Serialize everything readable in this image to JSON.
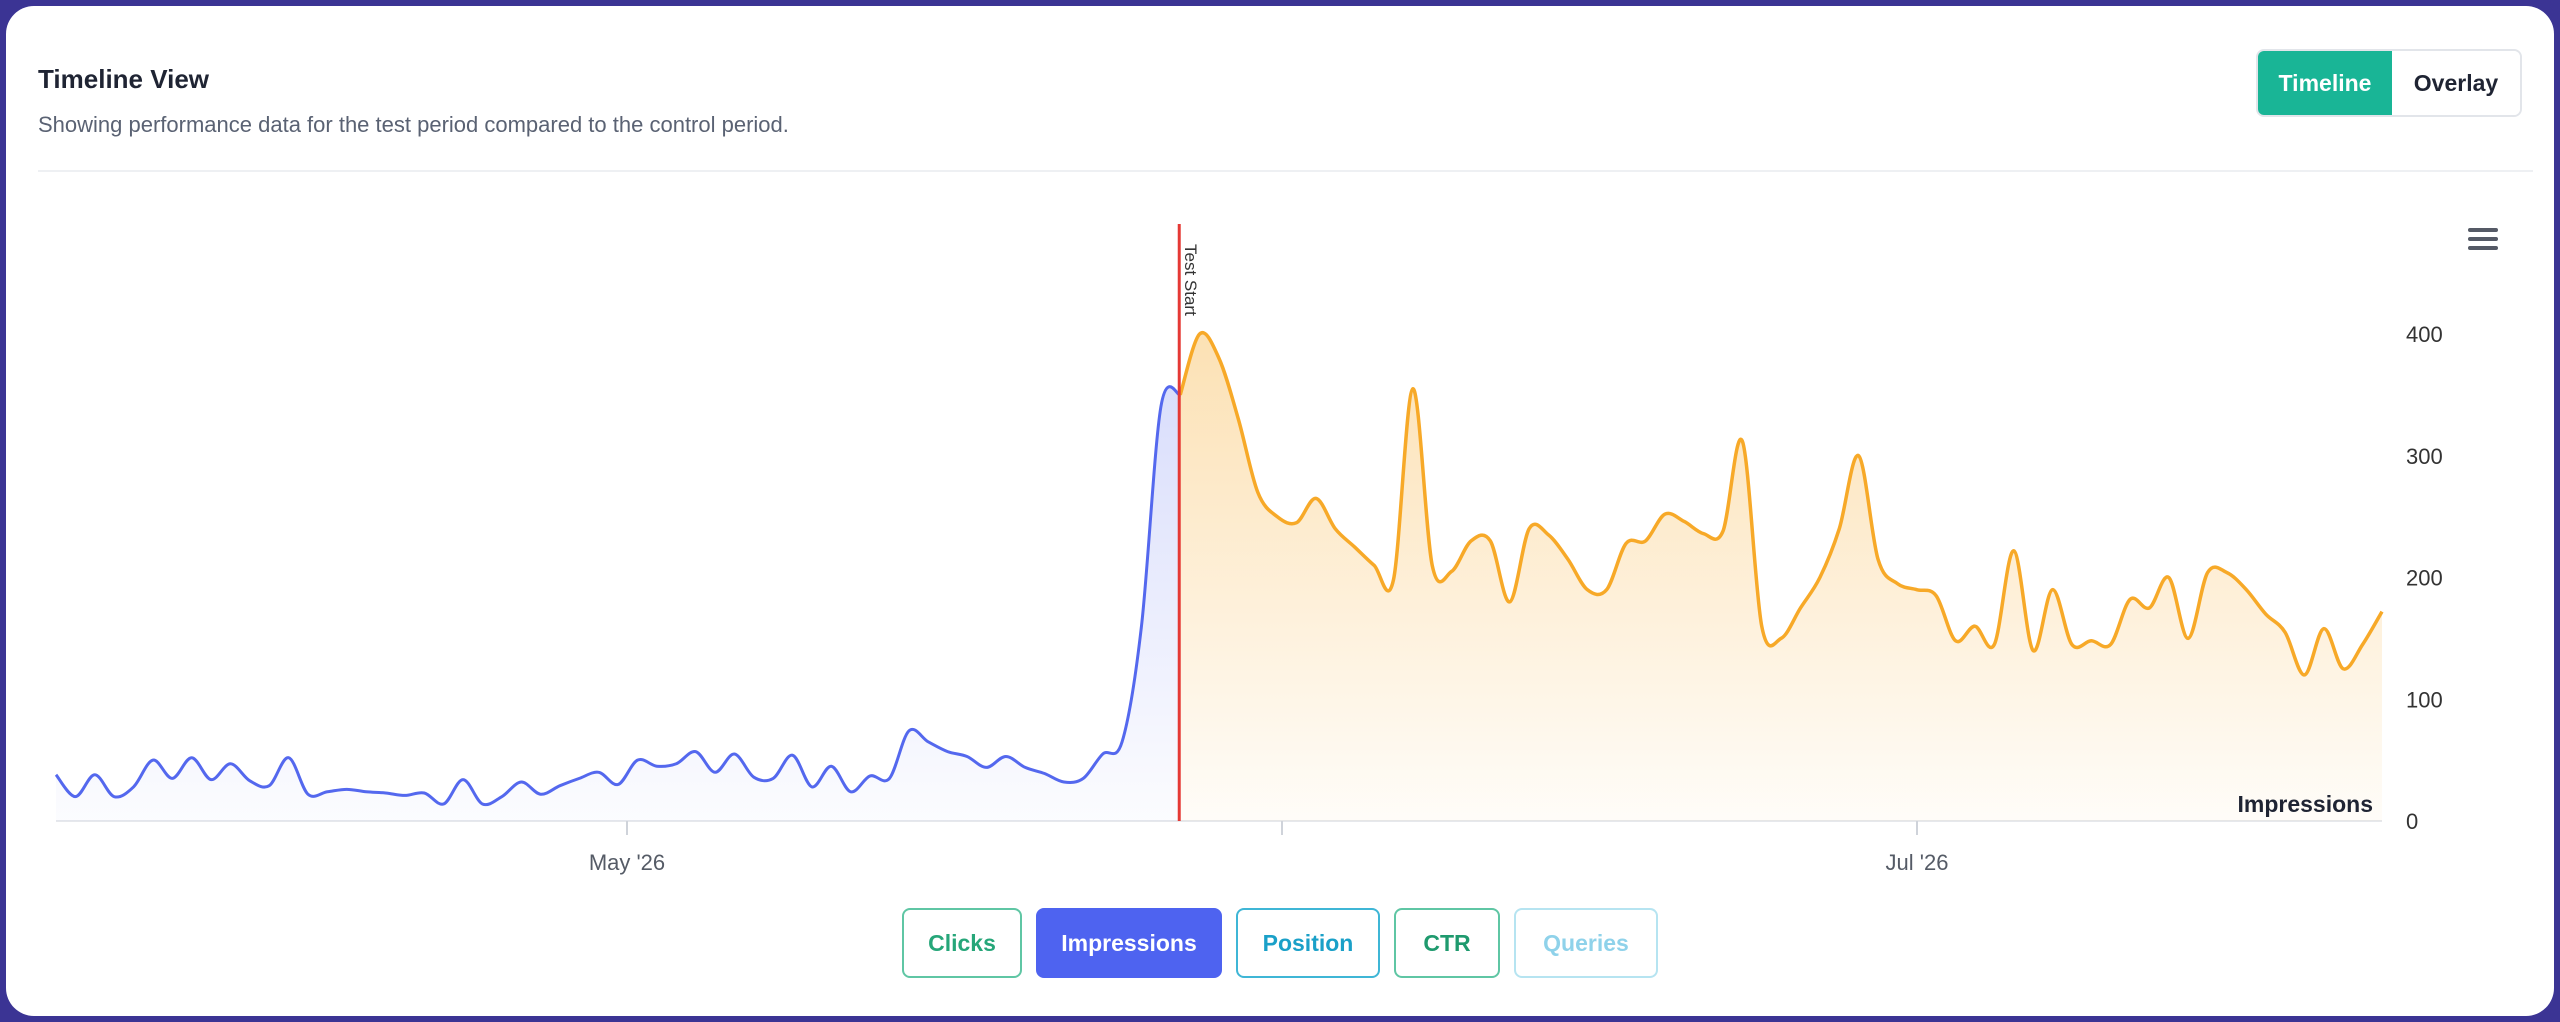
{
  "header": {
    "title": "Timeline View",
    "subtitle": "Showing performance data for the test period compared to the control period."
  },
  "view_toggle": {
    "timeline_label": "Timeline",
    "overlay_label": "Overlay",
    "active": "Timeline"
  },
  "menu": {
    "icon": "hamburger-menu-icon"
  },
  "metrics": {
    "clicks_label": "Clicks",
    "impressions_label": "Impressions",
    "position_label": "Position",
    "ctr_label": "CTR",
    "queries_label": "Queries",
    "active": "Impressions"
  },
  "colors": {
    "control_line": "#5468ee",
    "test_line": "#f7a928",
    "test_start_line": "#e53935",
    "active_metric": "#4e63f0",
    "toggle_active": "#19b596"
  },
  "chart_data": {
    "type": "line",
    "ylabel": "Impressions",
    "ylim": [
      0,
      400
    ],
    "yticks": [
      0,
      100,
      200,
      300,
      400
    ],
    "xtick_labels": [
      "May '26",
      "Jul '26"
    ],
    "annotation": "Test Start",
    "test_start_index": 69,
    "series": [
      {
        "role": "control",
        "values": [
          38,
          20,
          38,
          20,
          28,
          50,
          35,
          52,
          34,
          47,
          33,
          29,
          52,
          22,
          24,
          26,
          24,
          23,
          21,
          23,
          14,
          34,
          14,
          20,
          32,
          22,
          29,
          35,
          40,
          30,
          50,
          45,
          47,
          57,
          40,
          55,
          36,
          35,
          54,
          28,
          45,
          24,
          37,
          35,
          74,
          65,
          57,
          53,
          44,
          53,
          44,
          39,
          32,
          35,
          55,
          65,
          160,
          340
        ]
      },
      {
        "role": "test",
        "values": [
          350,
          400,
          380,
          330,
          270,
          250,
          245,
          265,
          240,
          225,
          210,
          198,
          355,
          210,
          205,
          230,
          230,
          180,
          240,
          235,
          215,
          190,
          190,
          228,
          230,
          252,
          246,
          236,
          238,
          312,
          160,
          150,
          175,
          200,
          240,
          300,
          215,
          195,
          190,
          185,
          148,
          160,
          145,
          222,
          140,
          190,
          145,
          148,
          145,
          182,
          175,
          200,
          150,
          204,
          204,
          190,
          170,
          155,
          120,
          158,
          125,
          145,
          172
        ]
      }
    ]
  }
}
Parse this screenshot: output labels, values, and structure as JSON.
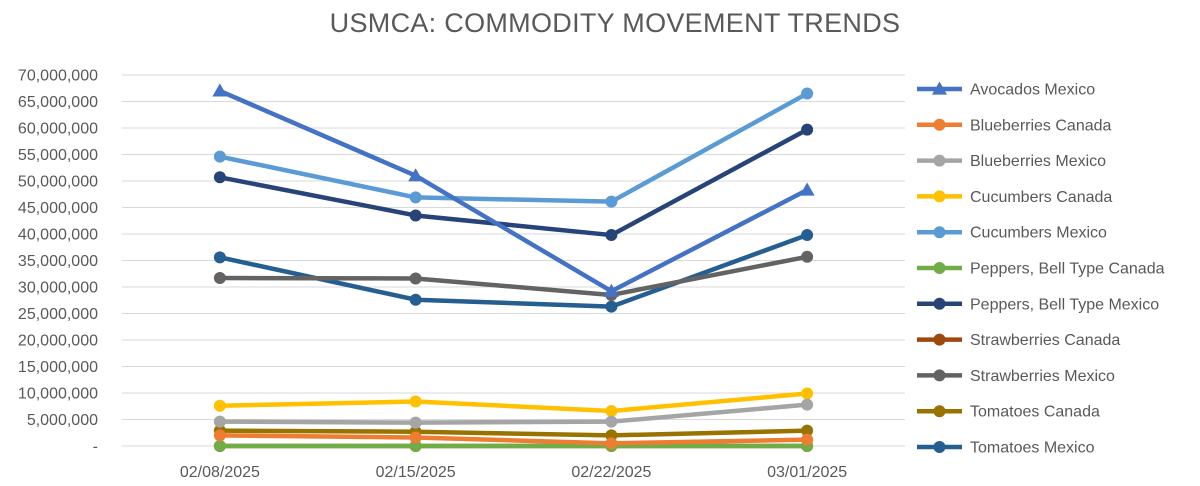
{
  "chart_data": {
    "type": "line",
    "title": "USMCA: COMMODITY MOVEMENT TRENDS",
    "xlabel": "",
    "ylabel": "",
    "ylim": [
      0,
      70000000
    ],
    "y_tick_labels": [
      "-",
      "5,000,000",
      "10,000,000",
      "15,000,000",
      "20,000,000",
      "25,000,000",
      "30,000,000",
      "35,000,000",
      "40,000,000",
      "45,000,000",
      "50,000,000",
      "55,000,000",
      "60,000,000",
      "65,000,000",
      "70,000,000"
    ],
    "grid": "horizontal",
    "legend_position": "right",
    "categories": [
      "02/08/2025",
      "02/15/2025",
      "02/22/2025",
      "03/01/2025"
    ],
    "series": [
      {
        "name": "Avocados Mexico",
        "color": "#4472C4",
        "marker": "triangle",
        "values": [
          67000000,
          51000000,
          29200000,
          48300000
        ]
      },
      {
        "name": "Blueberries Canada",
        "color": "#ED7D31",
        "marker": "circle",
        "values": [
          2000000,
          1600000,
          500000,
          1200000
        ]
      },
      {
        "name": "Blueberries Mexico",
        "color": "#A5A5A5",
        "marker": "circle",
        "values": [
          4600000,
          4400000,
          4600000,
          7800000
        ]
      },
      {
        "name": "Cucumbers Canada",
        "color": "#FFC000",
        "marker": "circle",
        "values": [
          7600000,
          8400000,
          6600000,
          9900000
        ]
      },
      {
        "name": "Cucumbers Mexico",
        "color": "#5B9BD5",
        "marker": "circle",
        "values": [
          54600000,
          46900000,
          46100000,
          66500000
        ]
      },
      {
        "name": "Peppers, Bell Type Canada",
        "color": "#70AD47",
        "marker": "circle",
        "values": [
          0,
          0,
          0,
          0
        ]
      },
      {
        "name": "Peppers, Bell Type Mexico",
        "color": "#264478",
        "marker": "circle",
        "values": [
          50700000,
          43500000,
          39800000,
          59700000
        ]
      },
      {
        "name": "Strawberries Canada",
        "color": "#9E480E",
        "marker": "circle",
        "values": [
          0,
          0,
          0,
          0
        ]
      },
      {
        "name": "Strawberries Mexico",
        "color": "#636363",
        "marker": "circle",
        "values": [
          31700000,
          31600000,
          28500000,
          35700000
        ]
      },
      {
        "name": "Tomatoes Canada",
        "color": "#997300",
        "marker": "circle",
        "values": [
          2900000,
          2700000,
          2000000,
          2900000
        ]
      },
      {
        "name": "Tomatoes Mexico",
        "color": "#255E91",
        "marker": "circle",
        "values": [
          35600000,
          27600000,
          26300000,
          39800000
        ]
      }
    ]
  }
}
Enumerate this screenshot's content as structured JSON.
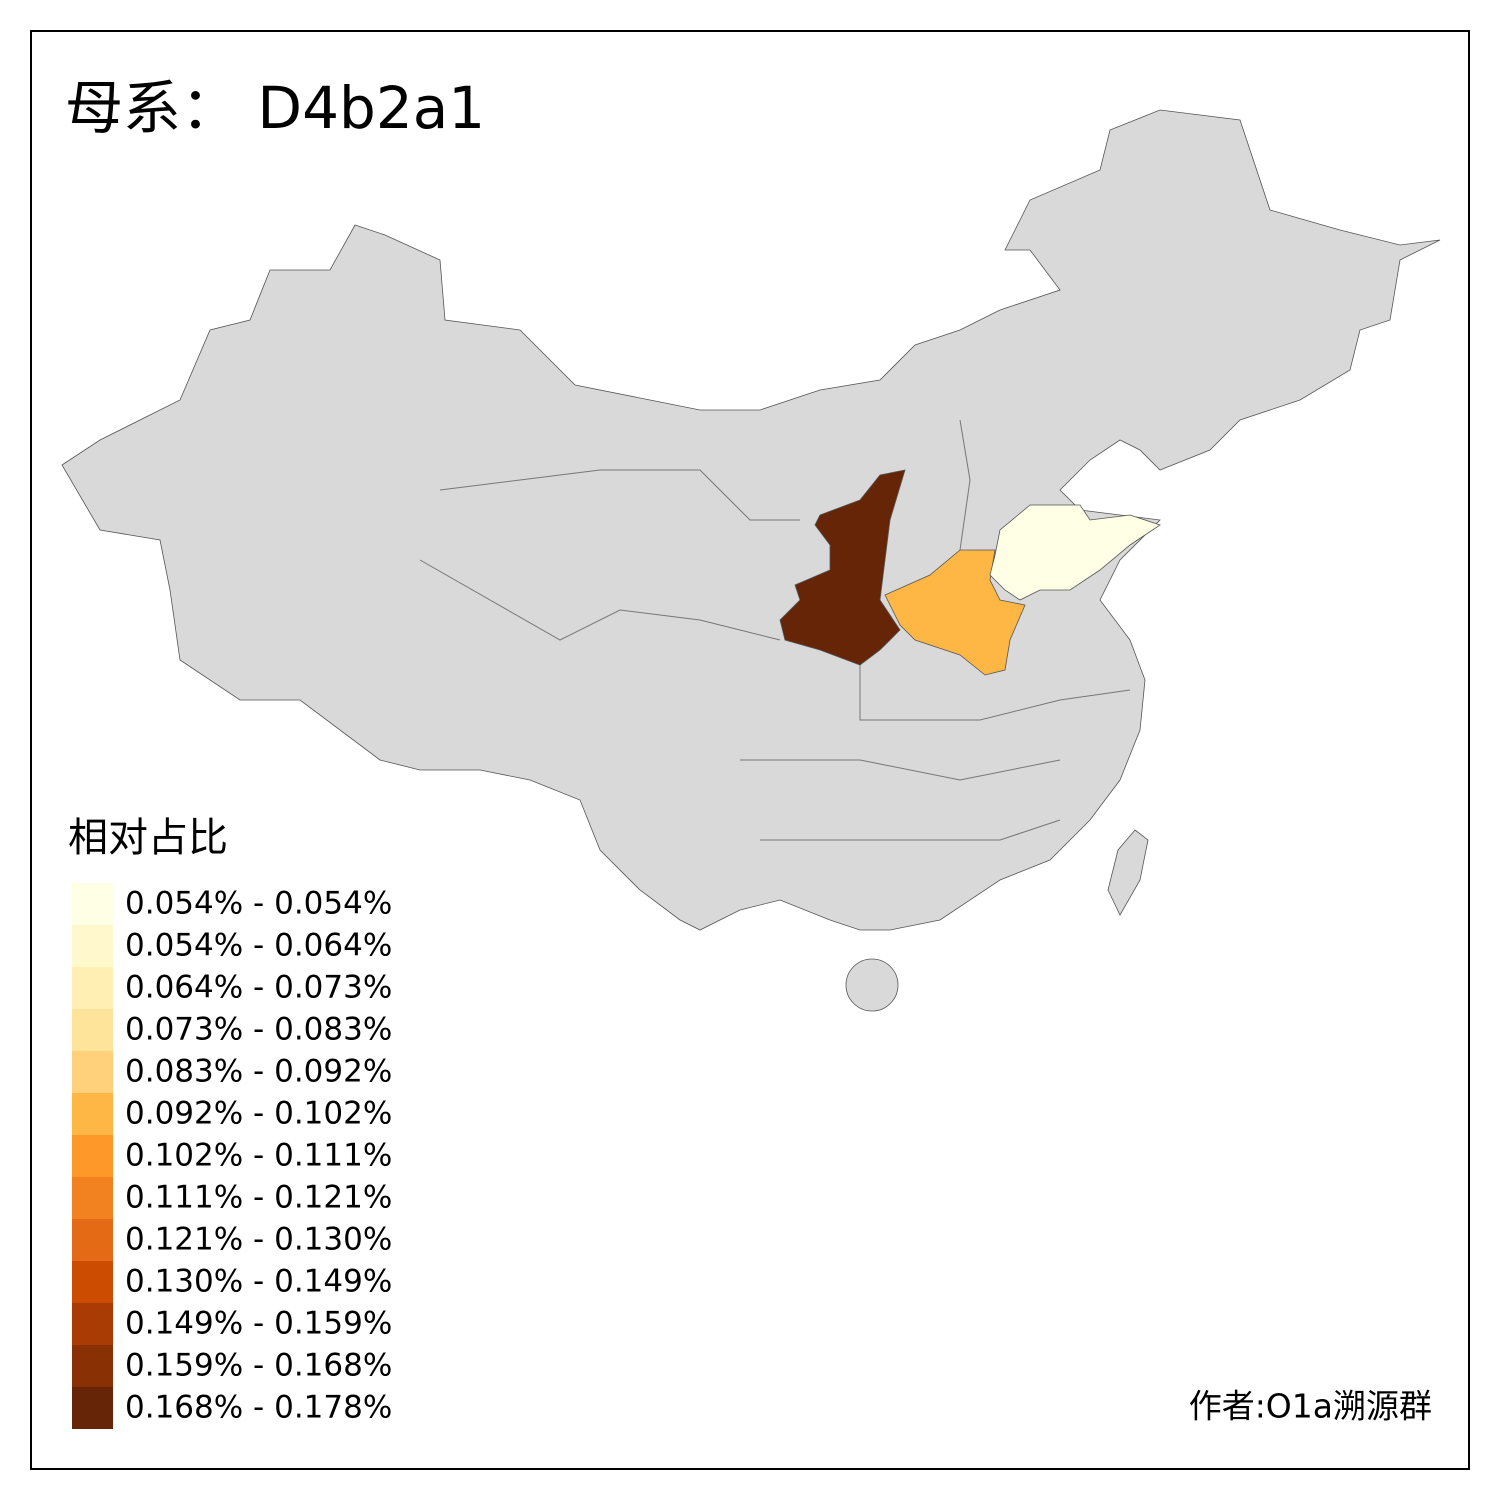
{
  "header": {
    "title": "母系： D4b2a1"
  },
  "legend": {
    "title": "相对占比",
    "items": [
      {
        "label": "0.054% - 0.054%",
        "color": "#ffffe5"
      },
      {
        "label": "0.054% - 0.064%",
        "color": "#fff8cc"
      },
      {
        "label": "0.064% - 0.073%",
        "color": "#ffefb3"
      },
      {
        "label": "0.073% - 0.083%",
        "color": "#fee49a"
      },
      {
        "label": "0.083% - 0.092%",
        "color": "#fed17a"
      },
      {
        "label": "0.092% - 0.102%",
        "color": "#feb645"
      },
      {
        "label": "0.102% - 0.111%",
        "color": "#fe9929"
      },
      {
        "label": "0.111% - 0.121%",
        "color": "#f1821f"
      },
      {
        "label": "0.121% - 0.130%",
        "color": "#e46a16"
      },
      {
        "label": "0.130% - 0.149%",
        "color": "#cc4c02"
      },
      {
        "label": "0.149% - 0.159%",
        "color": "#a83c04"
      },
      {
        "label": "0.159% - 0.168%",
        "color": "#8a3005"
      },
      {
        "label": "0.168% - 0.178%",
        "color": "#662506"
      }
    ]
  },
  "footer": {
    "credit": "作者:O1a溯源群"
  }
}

◇ ◇ ◇ ◇ ◇ ◇ ◇

Work to complete
Identify each line in the records above containing the word "Canada"; copy those lines.

Task response
        "name": "Blueberries Canada",
        "name": "Cucumbers Canada",
        "name": "Peppers, Bell Type Canada",
        "name": "Strawberries Canada",
        "name": "Tomatoes Canada",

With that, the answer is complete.